(Items from a figure collection)
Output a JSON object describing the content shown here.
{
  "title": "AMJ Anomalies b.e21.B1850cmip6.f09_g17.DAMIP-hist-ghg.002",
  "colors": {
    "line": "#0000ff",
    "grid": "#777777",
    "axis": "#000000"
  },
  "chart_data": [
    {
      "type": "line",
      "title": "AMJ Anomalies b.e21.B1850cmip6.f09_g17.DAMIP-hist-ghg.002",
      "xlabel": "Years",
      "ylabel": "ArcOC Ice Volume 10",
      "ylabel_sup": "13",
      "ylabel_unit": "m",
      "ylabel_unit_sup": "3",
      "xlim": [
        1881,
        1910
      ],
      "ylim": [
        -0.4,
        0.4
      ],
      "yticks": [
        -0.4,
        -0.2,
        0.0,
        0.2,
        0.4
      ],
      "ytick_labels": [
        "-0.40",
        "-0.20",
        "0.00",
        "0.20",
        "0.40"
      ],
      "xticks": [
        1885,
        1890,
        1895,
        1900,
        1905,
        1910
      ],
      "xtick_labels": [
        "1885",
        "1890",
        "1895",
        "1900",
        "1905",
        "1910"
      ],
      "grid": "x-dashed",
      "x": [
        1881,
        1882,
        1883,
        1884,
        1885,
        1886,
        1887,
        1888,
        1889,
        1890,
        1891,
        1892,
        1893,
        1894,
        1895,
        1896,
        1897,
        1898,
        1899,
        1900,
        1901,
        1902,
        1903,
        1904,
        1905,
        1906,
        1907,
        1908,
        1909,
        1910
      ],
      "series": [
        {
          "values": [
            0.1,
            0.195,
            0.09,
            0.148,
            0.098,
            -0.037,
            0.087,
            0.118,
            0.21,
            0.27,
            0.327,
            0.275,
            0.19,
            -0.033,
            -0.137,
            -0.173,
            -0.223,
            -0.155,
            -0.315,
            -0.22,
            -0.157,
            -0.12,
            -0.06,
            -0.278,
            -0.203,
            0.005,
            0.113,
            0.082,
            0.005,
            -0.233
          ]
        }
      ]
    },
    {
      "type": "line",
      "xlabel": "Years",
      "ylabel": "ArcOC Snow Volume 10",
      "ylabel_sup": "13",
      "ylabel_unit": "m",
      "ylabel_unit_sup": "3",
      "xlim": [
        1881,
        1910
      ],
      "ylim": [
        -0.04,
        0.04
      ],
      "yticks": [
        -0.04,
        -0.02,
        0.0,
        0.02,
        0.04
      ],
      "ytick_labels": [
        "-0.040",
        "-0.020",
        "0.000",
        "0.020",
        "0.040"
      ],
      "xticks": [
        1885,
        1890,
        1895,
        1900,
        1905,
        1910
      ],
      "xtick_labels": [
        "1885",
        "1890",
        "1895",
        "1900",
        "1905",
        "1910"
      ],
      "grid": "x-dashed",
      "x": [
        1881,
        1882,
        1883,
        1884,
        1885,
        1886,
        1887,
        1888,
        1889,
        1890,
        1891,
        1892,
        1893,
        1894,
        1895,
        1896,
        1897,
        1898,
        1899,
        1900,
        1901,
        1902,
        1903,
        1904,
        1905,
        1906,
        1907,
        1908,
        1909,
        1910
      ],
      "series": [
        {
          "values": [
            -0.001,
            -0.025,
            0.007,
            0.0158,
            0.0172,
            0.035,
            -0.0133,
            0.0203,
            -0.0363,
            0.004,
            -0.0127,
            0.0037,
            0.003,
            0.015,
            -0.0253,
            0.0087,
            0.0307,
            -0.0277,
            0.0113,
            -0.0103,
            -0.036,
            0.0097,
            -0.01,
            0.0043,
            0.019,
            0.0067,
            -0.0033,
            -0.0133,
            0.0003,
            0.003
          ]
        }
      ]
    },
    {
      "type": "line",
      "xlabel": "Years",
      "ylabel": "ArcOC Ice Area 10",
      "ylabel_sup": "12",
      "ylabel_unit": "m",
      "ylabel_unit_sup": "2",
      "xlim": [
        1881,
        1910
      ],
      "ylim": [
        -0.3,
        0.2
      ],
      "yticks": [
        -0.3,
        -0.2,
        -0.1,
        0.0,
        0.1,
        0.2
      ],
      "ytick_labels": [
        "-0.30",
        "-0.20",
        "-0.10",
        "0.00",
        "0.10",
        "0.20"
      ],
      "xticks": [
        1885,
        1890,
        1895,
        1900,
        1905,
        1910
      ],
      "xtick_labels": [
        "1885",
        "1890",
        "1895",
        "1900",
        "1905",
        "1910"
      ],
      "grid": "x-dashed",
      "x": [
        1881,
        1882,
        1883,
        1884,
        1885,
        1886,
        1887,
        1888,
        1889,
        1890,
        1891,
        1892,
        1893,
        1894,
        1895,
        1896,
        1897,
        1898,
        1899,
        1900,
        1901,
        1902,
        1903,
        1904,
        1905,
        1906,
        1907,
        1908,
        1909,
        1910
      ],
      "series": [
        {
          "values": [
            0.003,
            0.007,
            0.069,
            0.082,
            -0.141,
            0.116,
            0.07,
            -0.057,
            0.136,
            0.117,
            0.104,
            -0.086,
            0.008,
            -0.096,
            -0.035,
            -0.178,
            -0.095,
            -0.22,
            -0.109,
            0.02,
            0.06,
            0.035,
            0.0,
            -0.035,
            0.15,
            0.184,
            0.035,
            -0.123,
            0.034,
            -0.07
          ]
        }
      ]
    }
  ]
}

▸ WHAT IS EXPECTED
Only the number is wanted: how many lines in the preceding entries hold the string "DAMIP"?

▸ ANSWER FOR THIS EXERCISE
2